Directive:
Set each entry down verbatim, omitting images.

Data extracted from a collection
- - - -

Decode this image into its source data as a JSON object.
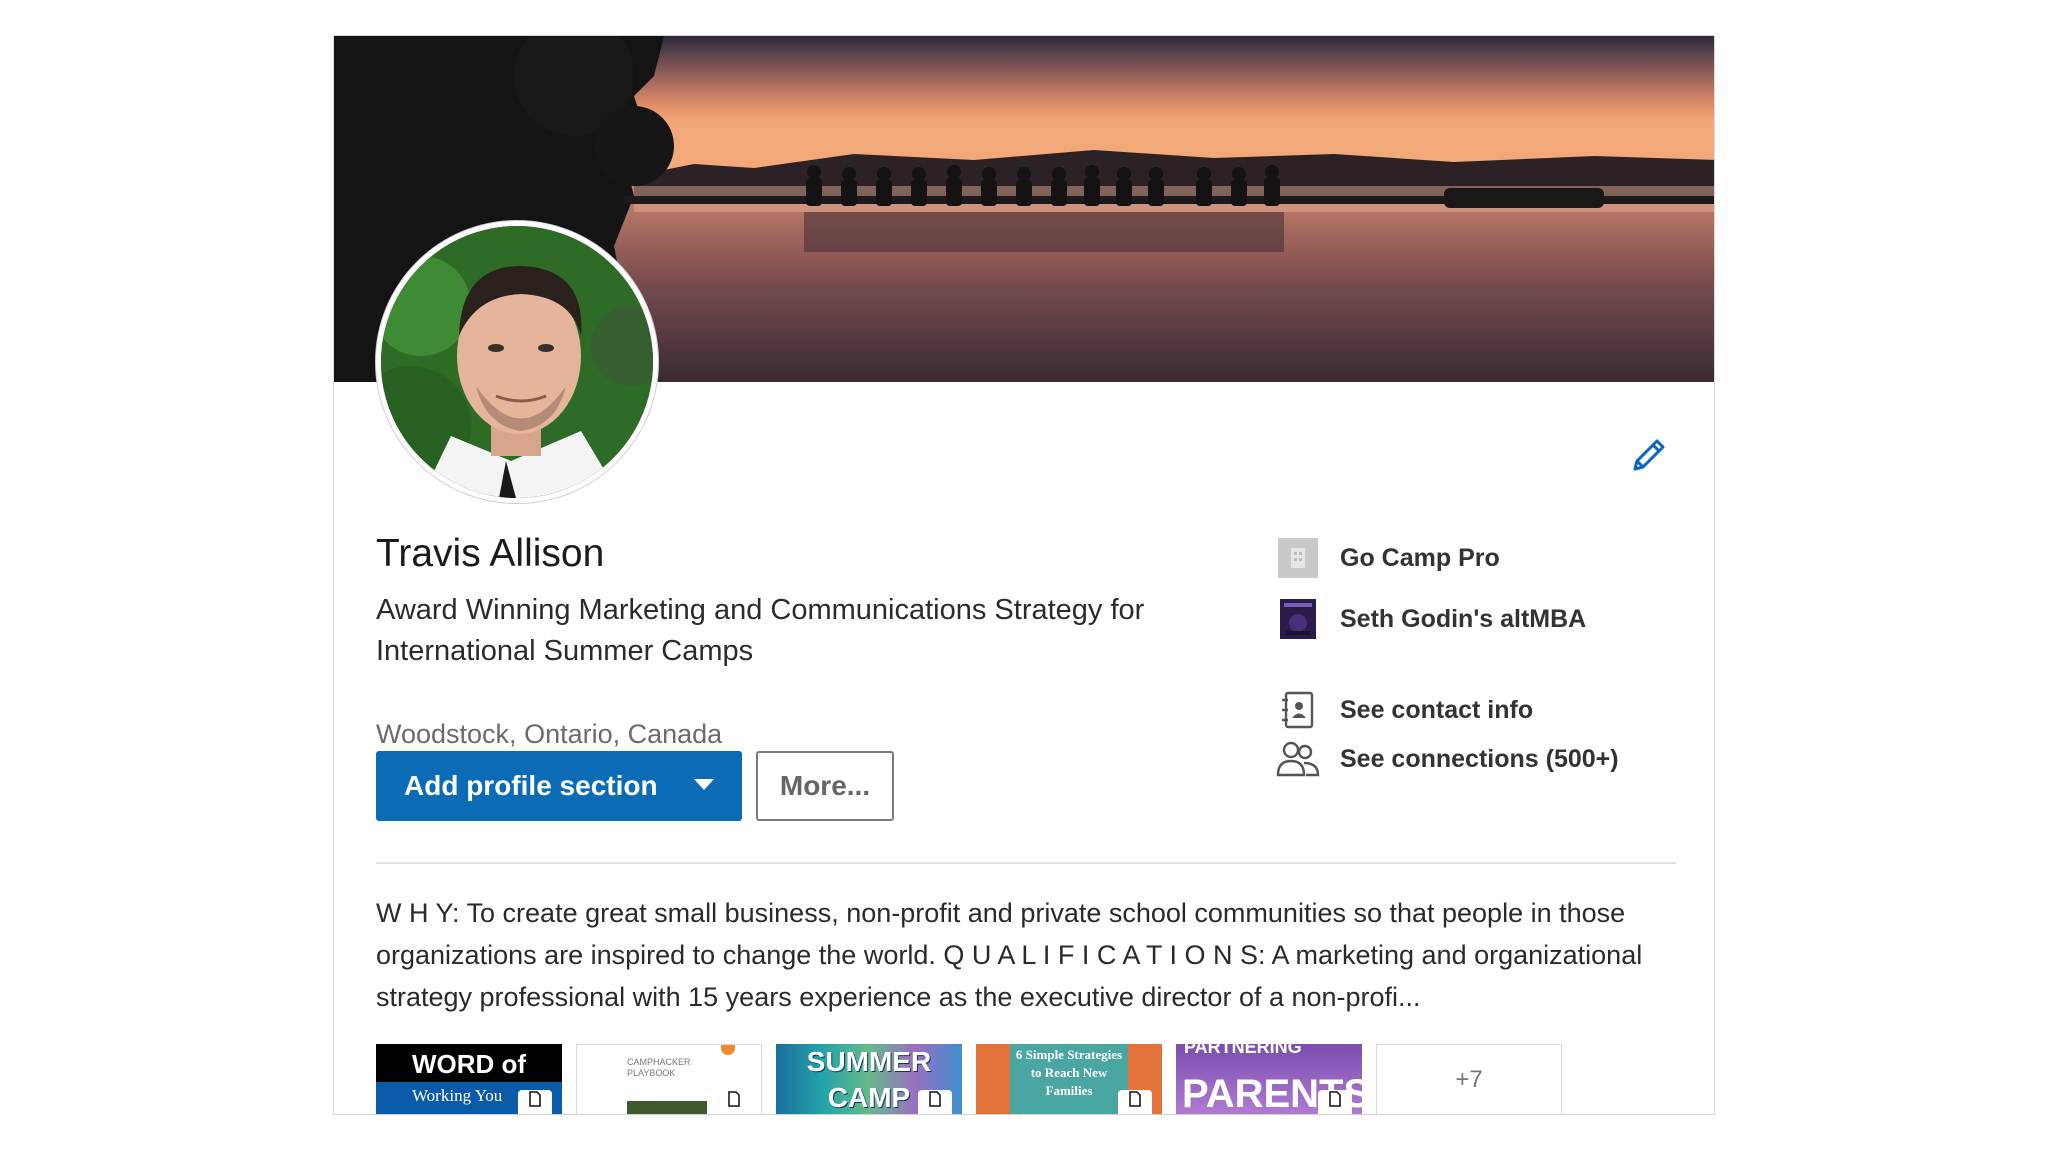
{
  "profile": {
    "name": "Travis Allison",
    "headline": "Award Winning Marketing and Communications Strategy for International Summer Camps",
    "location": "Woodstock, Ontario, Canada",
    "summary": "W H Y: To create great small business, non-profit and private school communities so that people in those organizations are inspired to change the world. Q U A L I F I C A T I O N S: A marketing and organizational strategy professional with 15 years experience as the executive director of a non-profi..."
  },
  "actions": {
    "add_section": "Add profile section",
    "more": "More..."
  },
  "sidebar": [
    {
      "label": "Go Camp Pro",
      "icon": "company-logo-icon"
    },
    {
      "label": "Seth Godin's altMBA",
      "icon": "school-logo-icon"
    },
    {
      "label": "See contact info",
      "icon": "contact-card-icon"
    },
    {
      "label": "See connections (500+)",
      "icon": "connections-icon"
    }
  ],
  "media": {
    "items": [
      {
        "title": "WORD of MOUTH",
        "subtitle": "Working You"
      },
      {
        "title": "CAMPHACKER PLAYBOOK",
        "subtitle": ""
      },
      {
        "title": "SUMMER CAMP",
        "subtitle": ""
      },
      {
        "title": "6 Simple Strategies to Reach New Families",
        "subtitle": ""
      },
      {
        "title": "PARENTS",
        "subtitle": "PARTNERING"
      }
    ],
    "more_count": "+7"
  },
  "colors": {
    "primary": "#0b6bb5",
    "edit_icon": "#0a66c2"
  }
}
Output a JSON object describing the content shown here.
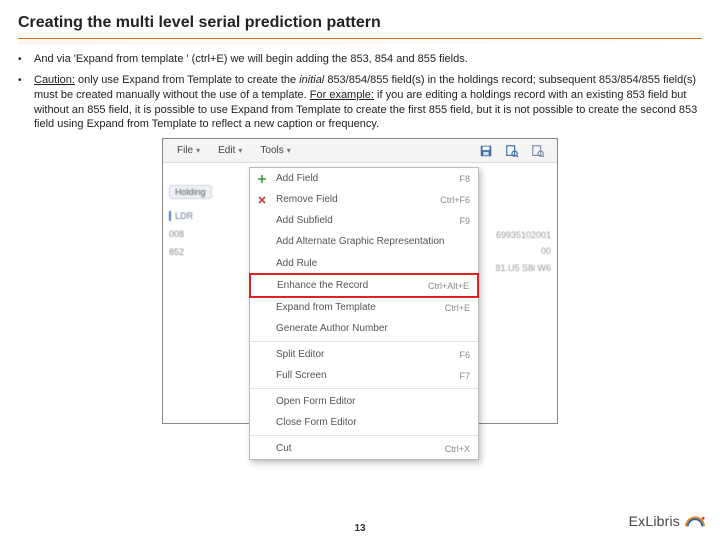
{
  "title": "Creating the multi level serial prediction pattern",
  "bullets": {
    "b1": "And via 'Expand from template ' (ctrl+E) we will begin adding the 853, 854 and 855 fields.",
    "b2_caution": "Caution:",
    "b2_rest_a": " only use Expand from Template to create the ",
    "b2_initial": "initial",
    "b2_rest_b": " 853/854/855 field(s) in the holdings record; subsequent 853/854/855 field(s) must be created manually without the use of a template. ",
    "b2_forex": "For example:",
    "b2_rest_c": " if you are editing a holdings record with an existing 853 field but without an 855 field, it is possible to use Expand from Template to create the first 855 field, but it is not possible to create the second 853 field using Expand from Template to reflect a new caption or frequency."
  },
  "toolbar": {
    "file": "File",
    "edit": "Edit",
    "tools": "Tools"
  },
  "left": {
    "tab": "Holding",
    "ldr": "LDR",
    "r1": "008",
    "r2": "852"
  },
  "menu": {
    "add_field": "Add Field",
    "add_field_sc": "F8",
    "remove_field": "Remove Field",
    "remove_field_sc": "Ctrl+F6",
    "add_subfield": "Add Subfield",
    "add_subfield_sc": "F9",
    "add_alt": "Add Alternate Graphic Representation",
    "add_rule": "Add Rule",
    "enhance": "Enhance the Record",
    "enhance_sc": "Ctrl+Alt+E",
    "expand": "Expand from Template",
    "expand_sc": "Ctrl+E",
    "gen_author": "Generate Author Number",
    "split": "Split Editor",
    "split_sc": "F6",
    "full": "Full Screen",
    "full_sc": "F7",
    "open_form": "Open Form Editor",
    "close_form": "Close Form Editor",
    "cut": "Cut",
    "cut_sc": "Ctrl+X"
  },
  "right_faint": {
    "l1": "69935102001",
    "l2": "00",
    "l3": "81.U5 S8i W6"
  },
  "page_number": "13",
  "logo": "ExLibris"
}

- - - -

Result below:
Decode this image into its source data as a JSON object.
{
  "profile": {
    "name": "Travis Allison",
    "headline": "Award Winning Marketing and Communications Strategy for International Summer Camps",
    "location": "Woodstock, Ontario, Canada",
    "summary": "W H Y: To create great small business, non-profit and private school communities so that people in those organizations are inspired to change the world. Q U A L I F I C A T I O N S: A marketing and organizational strategy professional with 15 years experience as the executive director of a non-profi..."
  },
  "actions": {
    "add_section": "Add profile section",
    "more": "More..."
  },
  "sidebar": [
    {
      "label": "Go Camp Pro",
      "icon": "company-logo-icon"
    },
    {
      "label": "Seth Godin's altMBA",
      "icon": "school-logo-icon"
    },
    {
      "label": "See contact info",
      "icon": "contact-card-icon"
    },
    {
      "label": "See connections (500+)",
      "icon": "connections-icon"
    }
  ],
  "media": {
    "items": [
      {
        "title": "WORD of MOUTH",
        "subtitle": "Working You"
      },
      {
        "title": "CAMPHACKER PLAYBOOK",
        "subtitle": ""
      },
      {
        "title": "SUMMER CAMP",
        "subtitle": ""
      },
      {
        "title": "6 Simple Strategies to Reach New Families",
        "subtitle": ""
      },
      {
        "title": "PARENTS",
        "subtitle": "PARTNERING"
      }
    ],
    "more_count": "+7"
  },
  "colors": {
    "primary": "#0b6bb5",
    "edit_icon": "#0a66c2"
  }
}
Output a JSON object describing the content shown here.
{
  "title": "Creating the multi level serial prediction pattern",
  "bullets": {
    "b1": "And via 'Expand from template ' (ctrl+E) we will begin adding the 853, 854 and 855 fields.",
    "b2_caution": "Caution:",
    "b2_rest_a": " only use Expand from Template to create the ",
    "b2_initial": "initial",
    "b2_rest_b": " 853/854/855 field(s) in the holdings record; subsequent 853/854/855 field(s) must be created manually without the use of a template. ",
    "b2_forex": "For example:",
    "b2_rest_c": " if you are editing a holdings record with an existing 853 field but without an 855 field, it is possible to use Expand from Template to create the first 855 field, but it is not possible to create the second 853 field using Expand from Template to reflect a new caption or frequency."
  },
  "toolbar": {
    "file": "File",
    "edit": "Edit",
    "tools": "Tools"
  },
  "left": {
    "tab": "Holding",
    "ldr": "LDR",
    "r1": "008",
    "r2": "852"
  },
  "menu": {
    "add_field": "Add Field",
    "add_field_sc": "F8",
    "remove_field": "Remove Field",
    "remove_field_sc": "Ctrl+F6",
    "add_subfield": "Add Subfield",
    "add_subfield_sc": "F9",
    "add_alt": "Add Alternate Graphic Representation",
    "add_rule": "Add Rule",
    "enhance": "Enhance the Record",
    "enhance_sc": "Ctrl+Alt+E",
    "expand": "Expand from Template",
    "expand_sc": "Ctrl+E",
    "gen_author": "Generate Author Number",
    "split": "Split Editor",
    "split_sc": "F6",
    "full": "Full Screen",
    "full_sc": "F7",
    "open_form": "Open Form Editor",
    "close_form": "Close Form Editor",
    "cut": "Cut",
    "cut_sc": "Ctrl+X"
  },
  "right_faint": {
    "l1": "69935102001",
    "l2": "00",
    "l3": "81.U5 S8i W6"
  },
  "page_number": "13",
  "logo": "ExLibris"
}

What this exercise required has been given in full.